▶ What you should do
Report only the number of lines in this material that include the string "name".

☆ ☆ ☆ ☆ ☆

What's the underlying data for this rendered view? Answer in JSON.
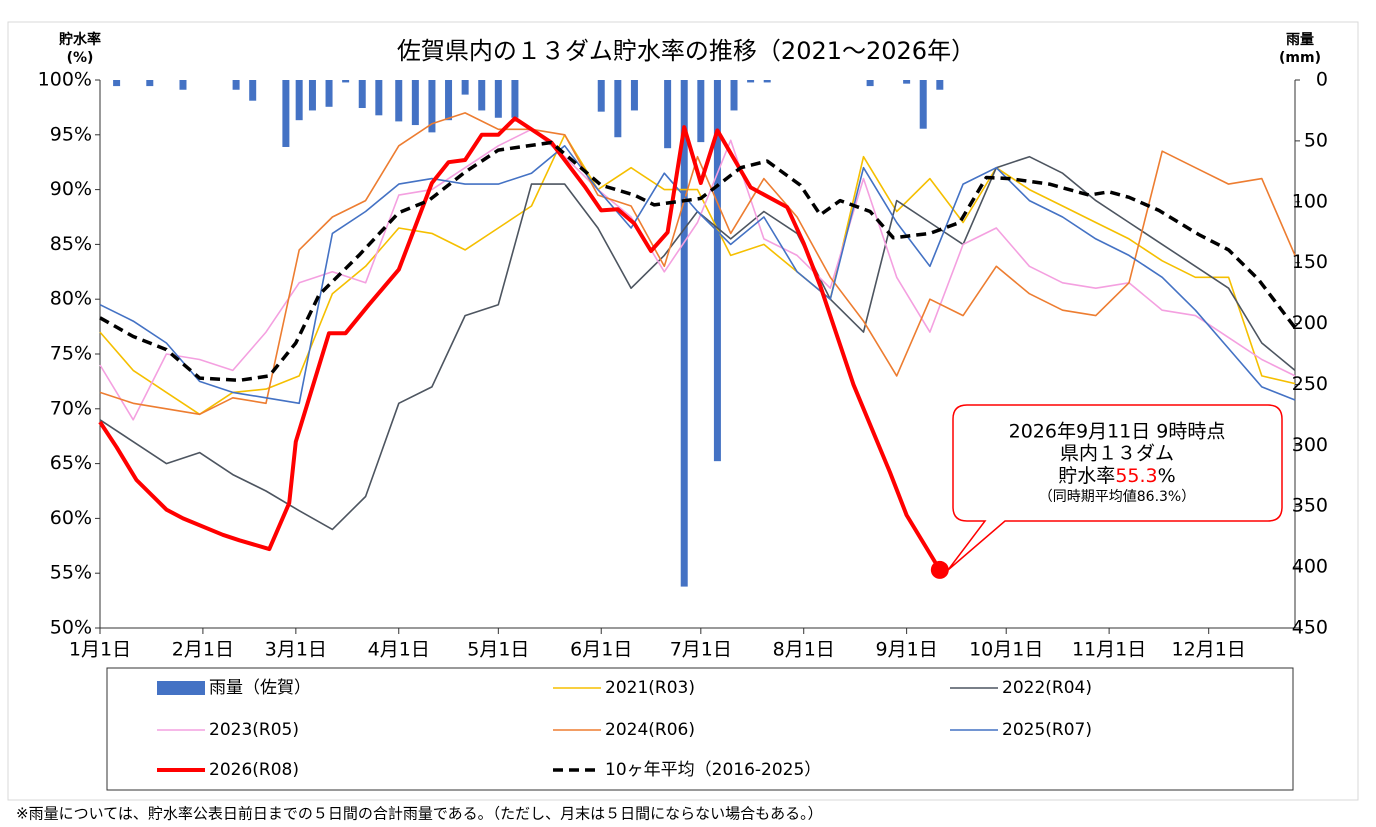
{
  "chart_data": {
    "type": "bar_line",
    "title": "佐賀県内の１３ダム貯水率の推移（2021～2026年）",
    "y_label": [
      "貯水率",
      "(%)"
    ],
    "y2_label": [
      "雨量",
      "(mm)"
    ],
    "footnote": "※雨量については、貯水率公表日前日までの５日間の合計雨量である。（ただし、月末は５日間にならない場合もある。）",
    "xlim": [
      0,
      360
    ],
    "xticks": [
      {
        "value": 0,
        "label": "1月1日"
      },
      {
        "value": 31,
        "label": "2月1日"
      },
      {
        "value": 59,
        "label": "3月1日"
      },
      {
        "value": 90,
        "label": "4月1日"
      },
      {
        "value": 120,
        "label": "5月1日"
      },
      {
        "value": 151,
        "label": "6月1日"
      },
      {
        "value": 181,
        "label": "7月1日"
      },
      {
        "value": 212,
        "label": "8月1日"
      },
      {
        "value": 243,
        "label": "9月1日"
      },
      {
        "value": 273,
        "label": "10月1日"
      },
      {
        "value": 304,
        "label": "11月1日"
      },
      {
        "value": 334,
        "label": "12月1日"
      }
    ],
    "ylim": [
      50,
      100
    ],
    "yticks": [
      {
        "value": 50,
        "label": "50%"
      },
      {
        "value": 55,
        "label": "55%"
      },
      {
        "value": 60,
        "label": "60%"
      },
      {
        "value": 65,
        "label": "65%"
      },
      {
        "value": 70,
        "label": "70%"
      },
      {
        "value": 75,
        "label": "75%"
      },
      {
        "value": 80,
        "label": "80%"
      },
      {
        "value": 85,
        "label": "85%"
      },
      {
        "value": 90,
        "label": "90%"
      },
      {
        "value": 95,
        "label": "95%"
      },
      {
        "value": 100,
        "label": "100%"
      }
    ],
    "y2lim": [
      450,
      0
    ],
    "y2ticks": [
      0,
      50,
      100,
      150,
      200,
      250,
      300,
      350,
      400,
      450
    ],
    "x": [
      0,
      10,
      20,
      30,
      40,
      50,
      60,
      70,
      80,
      90,
      100,
      110,
      120,
      130,
      140,
      150,
      160,
      170,
      180,
      190,
      200,
      210,
      220,
      230,
      240,
      250,
      260,
      270,
      280,
      290,
      300,
      310,
      320,
      330,
      340,
      350,
      360
    ],
    "series": [
      {
        "name": "雨量（佐賀）",
        "kind": "bar",
        "axis": "y2",
        "color": "#4472c4",
        "x": [
          5,
          15,
          25,
          41,
          46,
          56,
          60,
          64,
          69,
          74,
          79,
          84,
          90,
          95,
          100,
          105,
          110,
          115,
          120,
          125,
          151,
          156,
          161,
          171,
          176,
          181,
          186,
          191,
          196,
          201,
          232,
          243,
          248,
          253
        ],
        "values": [
          5,
          5,
          8,
          8,
          17,
          55,
          33,
          25,
          22,
          2,
          23,
          29,
          34,
          37,
          43,
          33,
          12,
          25,
          31,
          31,
          26,
          47,
          25,
          56,
          416,
          51,
          313,
          25,
          2,
          2,
          5,
          3,
          40,
          8
        ]
      },
      {
        "name": "2021(R03)",
        "kind": "line",
        "color": "#f5bf00",
        "values": [
          77,
          73.5,
          71.5,
          69.5,
          71.5,
          71.8,
          73,
          80.5,
          83,
          86.5,
          86,
          84.5,
          86.5,
          88.5,
          95,
          90,
          92,
          90,
          90,
          84,
          85,
          82.5,
          80,
          93,
          88,
          91,
          87,
          92,
          90,
          88.5,
          87,
          85.5,
          83.5,
          82,
          82,
          73,
          72.3
        ]
      },
      {
        "name": "2022(R04)",
        "kind": "line",
        "color": "#4d5560",
        "values": [
          69,
          67,
          65,
          66,
          64,
          62.5,
          60.7,
          59,
          62,
          70.5,
          72,
          78.5,
          79.5,
          90.5,
          90.5,
          86.5,
          81,
          84,
          88,
          85.5,
          88,
          86,
          80,
          77,
          89,
          87,
          85,
          92,
          93,
          91.5,
          89,
          87,
          85,
          83,
          81,
          76,
          73.5
        ]
      },
      {
        "name": "2023(R05)",
        "kind": "line",
        "color": "#f4a0e0",
        "values": [
          74,
          69,
          75,
          74.5,
          73.5,
          77,
          81.5,
          82.5,
          81.5,
          89.5,
          90,
          92,
          94,
          95.5,
          93,
          90,
          87.5,
          82.5,
          87,
          94.5,
          85.5,
          84,
          81,
          91,
          82,
          77,
          85,
          86.5,
          83,
          81.5,
          81,
          81.5,
          79,
          78.5,
          76.5,
          74.5,
          73
        ]
      },
      {
        "name": "2024(R06)",
        "kind": "line",
        "color": "#ed7d31",
        "values": [
          71.5,
          70.5,
          70,
          69.5,
          71,
          70.5,
          84.5,
          87.5,
          89,
          94,
          96,
          97,
          95.5,
          95.5,
          95,
          89.5,
          88.5,
          83,
          93,
          86,
          91,
          87.5,
          82,
          78,
          73,
          80,
          78.5,
          83,
          80.5,
          79,
          78.5,
          81.5,
          93.5,
          92,
          90.5,
          91,
          84
        ]
      },
      {
        "name": "2025(R07)",
        "kind": "line",
        "color": "#4472c4",
        "values": [
          79.5,
          78,
          76,
          72.5,
          71.5,
          71,
          70.5,
          86,
          88,
          90.5,
          91,
          90.5,
          90.5,
          91.5,
          94,
          90,
          86.5,
          91.5,
          88,
          85,
          87.5,
          82.5,
          80,
          92,
          87,
          83,
          90.5,
          92,
          89,
          87.5,
          85.5,
          84,
          82,
          79,
          75.5,
          72,
          70.8
        ]
      },
      {
        "name": "2026(R08)",
        "kind": "line",
        "style": "bold",
        "color": "#ff0000",
        "x": [
          0,
          5,
          11,
          20,
          25,
          37,
          42,
          51,
          57,
          59,
          69,
          74,
          81,
          90,
          100,
          105,
          110,
          115,
          120,
          125,
          136,
          146,
          151,
          156,
          161,
          166,
          171,
          176,
          181,
          186,
          196,
          207,
          212,
          217,
          227,
          238,
          243,
          253
        ],
        "values": [
          68.8,
          66.5,
          63.5,
          60.8,
          60,
          58.5,
          58,
          57.2,
          61.4,
          67,
          76.9,
          76.9,
          79.5,
          82.7,
          90.6,
          92.5,
          92.7,
          95,
          95,
          96.5,
          94.3,
          90.3,
          88.1,
          88.2,
          86.9,
          84.4,
          86.1,
          95.7,
          90.6,
          95.4,
          90.2,
          88.4,
          85.1,
          81.2,
          72.2,
          64.2,
          60.3,
          55.3
        ]
      },
      {
        "name": "10ヶ年平均（2016-2025）",
        "kind": "line",
        "style": "dashed",
        "color": "#000000",
        "x": [
          0,
          10,
          20,
          30,
          42,
          51,
          59,
          66,
          78,
          90,
          99,
          110,
          120,
          136,
          151,
          161,
          167,
          181,
          193,
          201,
          211,
          217,
          223,
          232,
          239,
          250,
          259,
          267,
          274,
          286,
          298,
          304,
          310,
          319,
          331,
          340,
          349,
          360
        ],
        "values": [
          78.3,
          76.6,
          75.4,
          72.8,
          72.6,
          73,
          76,
          80.4,
          84,
          87.9,
          89,
          91.6,
          93.6,
          94.3,
          90.4,
          89.5,
          88.6,
          89.2,
          92,
          92.6,
          90.4,
          87.7,
          89,
          88,
          85.6,
          86,
          87,
          91.1,
          91,
          90.5,
          89.5,
          89.8,
          89.3,
          88.1,
          85.9,
          84.5,
          81.8,
          77.4
        ]
      }
    ],
    "annotation": {
      "date": "2026年9月11日 9時時点",
      "label": "県内１３ダム",
      "rate_label": "貯水率",
      "rate": 55.3,
      "rate_unit": "%",
      "note": "（同時期平均値86.3%）",
      "color": "#ff0000"
    }
  }
}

☆ ☆ ☆ ☆ ☆

▶ The response
8